» **What you will do**: Pull out every line below that contains the word "НЕДВИЖИМОСТИ".

» **Records provided**:

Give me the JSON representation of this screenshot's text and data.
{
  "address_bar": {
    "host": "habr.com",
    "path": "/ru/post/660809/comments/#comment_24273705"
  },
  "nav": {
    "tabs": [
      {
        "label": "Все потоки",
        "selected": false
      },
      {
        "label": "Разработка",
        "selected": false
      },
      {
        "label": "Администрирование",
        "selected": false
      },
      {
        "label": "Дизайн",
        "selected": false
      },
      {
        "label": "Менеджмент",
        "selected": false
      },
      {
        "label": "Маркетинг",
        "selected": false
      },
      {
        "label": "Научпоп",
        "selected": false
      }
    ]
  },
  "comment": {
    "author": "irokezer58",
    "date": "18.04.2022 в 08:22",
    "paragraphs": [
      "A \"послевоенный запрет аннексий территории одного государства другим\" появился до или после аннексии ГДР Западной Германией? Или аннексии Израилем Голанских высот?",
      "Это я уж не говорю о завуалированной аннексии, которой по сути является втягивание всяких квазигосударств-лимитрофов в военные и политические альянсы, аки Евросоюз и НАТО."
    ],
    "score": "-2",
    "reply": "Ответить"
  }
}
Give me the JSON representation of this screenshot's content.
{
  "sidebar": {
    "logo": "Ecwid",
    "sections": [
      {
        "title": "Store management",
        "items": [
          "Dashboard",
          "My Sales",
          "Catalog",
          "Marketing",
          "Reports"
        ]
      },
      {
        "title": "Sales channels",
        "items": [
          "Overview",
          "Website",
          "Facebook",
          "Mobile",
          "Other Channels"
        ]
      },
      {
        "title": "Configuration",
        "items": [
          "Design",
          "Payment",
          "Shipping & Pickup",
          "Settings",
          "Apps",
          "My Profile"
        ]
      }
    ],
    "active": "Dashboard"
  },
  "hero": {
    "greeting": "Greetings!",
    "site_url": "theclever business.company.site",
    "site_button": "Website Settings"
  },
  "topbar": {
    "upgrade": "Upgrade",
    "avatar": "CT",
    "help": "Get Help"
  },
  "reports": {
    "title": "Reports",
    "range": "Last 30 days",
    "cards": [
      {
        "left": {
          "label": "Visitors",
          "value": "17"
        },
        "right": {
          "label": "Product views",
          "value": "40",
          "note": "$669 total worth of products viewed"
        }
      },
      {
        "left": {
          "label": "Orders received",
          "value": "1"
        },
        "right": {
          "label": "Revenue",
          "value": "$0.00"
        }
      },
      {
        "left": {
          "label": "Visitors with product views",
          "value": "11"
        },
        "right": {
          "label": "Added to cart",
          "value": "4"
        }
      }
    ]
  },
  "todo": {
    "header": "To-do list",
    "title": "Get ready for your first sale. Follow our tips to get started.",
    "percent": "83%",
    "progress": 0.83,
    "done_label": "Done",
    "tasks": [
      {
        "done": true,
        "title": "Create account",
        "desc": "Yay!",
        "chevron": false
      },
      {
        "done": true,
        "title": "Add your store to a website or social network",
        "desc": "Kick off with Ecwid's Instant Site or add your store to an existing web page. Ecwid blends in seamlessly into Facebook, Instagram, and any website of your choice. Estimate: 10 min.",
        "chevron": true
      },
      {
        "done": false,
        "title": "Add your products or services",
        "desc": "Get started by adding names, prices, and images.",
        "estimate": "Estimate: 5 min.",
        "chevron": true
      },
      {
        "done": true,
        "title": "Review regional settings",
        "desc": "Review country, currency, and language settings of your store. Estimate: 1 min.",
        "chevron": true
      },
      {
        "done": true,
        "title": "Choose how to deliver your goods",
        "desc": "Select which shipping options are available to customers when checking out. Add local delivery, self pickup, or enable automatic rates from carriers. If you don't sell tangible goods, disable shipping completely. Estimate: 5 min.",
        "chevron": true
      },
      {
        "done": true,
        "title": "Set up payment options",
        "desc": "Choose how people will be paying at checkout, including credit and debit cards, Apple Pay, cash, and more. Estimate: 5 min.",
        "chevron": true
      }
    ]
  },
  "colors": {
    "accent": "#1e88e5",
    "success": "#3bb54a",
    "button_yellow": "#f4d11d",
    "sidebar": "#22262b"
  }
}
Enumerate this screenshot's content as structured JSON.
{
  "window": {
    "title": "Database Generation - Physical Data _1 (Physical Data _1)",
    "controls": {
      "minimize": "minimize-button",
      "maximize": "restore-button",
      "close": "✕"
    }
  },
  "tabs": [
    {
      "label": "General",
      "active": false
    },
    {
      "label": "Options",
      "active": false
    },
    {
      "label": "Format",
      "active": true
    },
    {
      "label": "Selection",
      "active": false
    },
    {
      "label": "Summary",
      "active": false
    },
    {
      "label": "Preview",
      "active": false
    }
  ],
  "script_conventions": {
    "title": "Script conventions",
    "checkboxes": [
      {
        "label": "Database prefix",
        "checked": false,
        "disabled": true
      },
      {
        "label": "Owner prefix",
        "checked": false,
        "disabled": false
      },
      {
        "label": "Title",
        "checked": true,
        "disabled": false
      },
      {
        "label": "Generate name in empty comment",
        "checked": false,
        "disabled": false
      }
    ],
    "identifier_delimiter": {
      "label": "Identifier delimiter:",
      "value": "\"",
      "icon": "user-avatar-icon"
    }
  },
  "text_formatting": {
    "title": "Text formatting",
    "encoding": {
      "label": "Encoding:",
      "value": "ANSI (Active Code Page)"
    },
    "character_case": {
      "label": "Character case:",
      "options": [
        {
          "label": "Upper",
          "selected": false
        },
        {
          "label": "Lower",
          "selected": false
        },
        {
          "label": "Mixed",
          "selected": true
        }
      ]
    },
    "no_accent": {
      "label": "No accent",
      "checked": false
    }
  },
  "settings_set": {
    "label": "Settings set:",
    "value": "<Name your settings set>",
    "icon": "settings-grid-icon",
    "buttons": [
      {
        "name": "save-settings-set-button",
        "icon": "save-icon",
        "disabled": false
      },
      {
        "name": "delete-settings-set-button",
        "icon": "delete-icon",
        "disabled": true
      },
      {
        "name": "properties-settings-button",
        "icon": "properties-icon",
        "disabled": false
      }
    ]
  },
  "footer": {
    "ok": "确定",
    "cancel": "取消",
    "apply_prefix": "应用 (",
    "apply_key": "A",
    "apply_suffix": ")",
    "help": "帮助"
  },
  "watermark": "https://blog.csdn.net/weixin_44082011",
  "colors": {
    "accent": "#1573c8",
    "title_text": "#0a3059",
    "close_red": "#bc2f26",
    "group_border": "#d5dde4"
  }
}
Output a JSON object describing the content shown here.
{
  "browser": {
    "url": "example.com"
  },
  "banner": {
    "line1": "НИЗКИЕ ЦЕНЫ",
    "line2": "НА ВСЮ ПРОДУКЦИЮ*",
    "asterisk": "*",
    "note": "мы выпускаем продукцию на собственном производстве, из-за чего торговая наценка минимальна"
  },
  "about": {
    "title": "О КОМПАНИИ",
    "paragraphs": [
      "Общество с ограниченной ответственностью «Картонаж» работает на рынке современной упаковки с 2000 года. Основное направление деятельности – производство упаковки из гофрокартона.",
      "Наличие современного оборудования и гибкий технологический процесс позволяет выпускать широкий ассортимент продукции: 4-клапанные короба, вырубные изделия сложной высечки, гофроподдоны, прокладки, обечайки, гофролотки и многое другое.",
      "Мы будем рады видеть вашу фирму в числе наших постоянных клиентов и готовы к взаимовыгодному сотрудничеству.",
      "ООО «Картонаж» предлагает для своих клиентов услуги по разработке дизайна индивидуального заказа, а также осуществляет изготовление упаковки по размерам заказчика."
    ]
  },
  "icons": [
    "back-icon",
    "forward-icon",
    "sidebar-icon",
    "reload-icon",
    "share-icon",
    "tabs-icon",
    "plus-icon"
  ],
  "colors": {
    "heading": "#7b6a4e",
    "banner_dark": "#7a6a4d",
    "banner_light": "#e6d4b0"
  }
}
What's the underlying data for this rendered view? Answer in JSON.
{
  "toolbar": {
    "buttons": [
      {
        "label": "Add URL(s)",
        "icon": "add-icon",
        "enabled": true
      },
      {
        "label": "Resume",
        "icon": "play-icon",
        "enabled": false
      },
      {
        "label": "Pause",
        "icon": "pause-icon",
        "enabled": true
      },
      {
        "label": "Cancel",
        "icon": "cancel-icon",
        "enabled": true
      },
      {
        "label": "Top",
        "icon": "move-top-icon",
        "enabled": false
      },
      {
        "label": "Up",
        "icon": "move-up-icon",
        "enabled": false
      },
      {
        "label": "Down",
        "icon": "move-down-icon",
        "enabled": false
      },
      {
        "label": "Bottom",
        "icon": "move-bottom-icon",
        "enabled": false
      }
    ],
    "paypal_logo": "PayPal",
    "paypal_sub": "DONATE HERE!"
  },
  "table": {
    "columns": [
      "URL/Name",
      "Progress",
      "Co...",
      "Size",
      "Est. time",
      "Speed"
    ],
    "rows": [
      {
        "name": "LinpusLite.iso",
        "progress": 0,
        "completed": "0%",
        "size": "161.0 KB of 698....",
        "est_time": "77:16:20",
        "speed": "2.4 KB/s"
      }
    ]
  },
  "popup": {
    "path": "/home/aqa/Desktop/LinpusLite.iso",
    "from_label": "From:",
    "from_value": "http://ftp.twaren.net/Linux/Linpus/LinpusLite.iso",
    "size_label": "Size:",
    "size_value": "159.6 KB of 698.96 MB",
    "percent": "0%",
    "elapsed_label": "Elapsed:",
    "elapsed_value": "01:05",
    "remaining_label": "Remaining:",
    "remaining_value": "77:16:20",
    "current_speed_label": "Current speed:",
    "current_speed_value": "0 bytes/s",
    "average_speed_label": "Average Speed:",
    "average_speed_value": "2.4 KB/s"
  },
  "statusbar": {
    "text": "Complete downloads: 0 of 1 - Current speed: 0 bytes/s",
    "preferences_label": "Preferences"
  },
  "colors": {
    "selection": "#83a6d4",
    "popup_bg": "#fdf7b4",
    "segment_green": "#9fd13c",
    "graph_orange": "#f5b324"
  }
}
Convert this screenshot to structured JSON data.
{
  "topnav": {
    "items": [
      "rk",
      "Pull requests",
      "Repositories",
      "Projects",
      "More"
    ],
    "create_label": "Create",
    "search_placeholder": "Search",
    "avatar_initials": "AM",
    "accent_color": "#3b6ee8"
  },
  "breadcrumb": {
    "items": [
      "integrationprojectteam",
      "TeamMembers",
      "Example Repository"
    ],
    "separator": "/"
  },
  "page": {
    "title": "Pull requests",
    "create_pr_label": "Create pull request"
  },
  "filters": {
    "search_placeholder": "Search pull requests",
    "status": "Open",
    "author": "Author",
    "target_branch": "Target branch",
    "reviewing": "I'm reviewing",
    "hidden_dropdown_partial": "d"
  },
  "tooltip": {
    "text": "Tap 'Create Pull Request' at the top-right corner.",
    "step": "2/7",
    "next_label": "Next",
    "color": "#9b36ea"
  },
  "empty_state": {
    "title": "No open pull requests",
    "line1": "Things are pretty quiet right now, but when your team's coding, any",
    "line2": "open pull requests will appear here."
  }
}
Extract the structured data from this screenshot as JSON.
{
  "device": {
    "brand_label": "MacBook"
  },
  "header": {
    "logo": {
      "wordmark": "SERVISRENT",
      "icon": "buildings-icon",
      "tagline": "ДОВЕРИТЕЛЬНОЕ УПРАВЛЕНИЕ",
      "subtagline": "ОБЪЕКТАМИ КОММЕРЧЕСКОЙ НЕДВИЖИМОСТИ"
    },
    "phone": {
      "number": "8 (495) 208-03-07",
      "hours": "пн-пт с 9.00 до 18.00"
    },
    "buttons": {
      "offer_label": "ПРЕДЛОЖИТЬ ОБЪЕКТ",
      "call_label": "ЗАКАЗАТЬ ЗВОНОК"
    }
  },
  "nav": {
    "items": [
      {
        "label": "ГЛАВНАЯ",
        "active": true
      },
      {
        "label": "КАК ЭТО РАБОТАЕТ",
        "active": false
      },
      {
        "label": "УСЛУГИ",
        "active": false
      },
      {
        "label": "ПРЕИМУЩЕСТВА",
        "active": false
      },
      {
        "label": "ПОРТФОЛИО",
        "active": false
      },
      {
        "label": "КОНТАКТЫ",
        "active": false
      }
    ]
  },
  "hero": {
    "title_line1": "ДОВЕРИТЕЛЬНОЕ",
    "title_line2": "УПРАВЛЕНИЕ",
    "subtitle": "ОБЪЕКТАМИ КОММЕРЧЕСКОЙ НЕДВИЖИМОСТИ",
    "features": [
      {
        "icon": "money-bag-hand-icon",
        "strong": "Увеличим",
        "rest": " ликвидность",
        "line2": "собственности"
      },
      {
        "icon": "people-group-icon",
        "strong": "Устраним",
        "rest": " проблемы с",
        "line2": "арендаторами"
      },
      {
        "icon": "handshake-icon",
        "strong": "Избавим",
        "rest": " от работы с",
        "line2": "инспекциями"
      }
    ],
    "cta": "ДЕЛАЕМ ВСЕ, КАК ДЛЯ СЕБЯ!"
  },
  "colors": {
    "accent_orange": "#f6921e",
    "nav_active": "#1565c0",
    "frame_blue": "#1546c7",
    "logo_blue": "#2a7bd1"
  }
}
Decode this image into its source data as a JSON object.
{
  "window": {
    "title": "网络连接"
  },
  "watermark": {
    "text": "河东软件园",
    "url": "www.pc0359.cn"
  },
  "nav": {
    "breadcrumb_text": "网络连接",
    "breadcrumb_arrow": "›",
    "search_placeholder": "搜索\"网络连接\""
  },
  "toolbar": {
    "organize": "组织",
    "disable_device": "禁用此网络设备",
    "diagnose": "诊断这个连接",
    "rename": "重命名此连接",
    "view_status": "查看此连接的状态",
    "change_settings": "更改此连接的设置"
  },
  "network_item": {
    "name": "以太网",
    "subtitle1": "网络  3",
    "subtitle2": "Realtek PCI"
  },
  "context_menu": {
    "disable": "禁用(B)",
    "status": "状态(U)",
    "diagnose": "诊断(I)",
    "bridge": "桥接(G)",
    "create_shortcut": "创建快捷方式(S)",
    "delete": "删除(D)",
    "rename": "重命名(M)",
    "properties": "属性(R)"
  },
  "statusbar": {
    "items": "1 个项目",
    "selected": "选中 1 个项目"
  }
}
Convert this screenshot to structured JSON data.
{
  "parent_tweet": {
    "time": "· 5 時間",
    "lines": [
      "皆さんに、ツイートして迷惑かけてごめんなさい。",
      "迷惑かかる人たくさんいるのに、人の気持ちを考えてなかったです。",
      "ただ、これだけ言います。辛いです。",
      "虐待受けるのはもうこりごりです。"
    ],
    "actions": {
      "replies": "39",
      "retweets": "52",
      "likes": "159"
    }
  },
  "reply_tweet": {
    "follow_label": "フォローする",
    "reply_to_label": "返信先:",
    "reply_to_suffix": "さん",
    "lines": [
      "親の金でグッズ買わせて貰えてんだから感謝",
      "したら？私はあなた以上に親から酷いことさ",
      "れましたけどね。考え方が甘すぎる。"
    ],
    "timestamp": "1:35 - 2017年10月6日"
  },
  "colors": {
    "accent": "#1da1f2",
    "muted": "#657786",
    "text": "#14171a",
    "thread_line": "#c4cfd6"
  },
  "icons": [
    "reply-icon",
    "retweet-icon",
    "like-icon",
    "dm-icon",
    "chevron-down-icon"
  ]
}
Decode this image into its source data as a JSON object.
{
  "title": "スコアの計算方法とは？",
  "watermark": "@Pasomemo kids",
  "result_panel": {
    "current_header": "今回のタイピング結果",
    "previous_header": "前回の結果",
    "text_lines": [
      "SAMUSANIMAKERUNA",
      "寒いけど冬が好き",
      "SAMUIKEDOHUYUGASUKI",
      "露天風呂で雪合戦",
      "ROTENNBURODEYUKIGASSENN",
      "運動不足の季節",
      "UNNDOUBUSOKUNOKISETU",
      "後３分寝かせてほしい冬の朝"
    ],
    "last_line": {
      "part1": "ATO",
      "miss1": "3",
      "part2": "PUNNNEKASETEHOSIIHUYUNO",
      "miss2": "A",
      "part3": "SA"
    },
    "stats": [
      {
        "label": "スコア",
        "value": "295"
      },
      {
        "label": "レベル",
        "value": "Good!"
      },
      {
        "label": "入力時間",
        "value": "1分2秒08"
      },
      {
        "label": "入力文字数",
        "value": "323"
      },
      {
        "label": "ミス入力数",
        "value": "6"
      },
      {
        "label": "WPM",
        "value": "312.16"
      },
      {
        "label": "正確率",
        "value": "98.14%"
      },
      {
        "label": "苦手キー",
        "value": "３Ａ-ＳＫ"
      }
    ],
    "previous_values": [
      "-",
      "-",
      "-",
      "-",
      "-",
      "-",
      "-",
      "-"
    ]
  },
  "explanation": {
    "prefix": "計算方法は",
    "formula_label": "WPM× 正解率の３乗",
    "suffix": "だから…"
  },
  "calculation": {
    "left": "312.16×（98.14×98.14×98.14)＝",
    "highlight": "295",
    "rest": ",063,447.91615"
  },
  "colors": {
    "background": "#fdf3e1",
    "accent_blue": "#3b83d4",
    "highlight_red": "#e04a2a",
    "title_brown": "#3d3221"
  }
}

» **Solution below**:
      "subtagline": "ОБЪЕКТАМИ КОММЕРЧЕСКОЙ НЕДВИЖИМОСТИ"
    "subtitle": "ОБЪЕКТАМИ КОММЕРЧЕСКОЙ НЕДВИЖИМОСТИ",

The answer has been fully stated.